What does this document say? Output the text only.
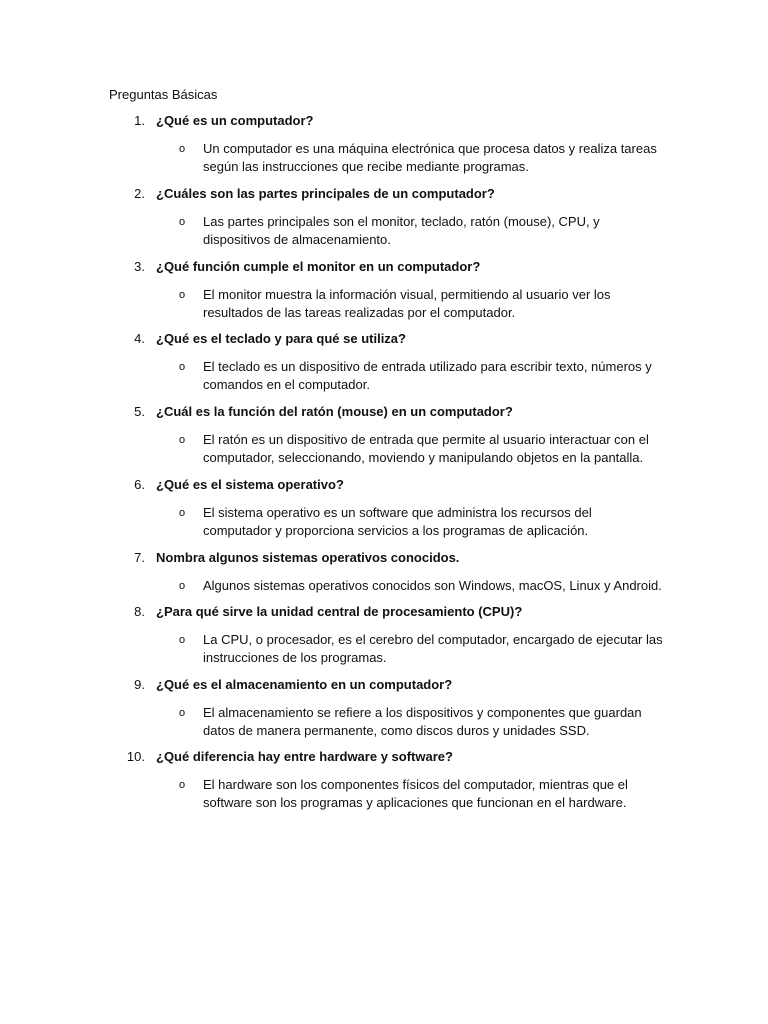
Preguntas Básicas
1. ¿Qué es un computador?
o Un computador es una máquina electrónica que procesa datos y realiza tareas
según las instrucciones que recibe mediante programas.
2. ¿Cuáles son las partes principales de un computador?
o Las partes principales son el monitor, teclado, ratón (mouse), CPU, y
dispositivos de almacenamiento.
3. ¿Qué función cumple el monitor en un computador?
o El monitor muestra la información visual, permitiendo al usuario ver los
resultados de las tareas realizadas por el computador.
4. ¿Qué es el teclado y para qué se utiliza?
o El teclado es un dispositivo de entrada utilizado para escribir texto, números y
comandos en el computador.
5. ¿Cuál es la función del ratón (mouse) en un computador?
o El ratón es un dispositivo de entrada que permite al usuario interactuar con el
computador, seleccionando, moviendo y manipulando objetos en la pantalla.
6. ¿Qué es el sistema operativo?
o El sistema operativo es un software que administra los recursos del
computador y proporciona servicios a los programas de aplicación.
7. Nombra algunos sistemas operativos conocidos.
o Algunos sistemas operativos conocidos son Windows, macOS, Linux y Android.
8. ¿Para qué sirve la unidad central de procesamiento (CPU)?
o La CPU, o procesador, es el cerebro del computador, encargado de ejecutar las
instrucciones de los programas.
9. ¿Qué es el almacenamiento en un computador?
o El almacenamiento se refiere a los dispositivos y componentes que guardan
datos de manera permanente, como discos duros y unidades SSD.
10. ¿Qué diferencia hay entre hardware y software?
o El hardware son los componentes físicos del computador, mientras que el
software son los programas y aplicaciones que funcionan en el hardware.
________________
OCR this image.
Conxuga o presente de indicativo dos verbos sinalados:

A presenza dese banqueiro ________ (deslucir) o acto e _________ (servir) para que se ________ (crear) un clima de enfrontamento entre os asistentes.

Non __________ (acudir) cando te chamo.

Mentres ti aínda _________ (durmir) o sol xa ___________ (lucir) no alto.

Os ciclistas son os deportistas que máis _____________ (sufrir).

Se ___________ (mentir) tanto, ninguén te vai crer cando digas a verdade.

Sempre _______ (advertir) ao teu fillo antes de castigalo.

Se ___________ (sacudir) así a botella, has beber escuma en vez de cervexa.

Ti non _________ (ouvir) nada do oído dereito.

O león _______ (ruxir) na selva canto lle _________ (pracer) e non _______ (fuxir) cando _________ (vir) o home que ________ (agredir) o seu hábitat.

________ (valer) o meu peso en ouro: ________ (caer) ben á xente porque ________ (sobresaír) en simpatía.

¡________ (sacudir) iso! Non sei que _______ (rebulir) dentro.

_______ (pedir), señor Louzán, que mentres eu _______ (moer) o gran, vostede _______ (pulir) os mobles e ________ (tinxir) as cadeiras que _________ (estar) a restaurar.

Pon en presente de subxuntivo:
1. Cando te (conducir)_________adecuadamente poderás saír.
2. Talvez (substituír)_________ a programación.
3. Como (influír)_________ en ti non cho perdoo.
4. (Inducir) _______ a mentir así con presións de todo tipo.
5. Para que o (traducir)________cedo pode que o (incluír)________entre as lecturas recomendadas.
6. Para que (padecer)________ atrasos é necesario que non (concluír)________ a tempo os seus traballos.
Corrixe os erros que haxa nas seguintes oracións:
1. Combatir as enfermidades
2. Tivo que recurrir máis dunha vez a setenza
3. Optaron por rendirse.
________________
Go through the listing above and return every line where the word "instrucciones" occurs.

▸ WRITTEN ANSWER
según las instrucciones que recibe mediante programas.
instrucciones de los programas.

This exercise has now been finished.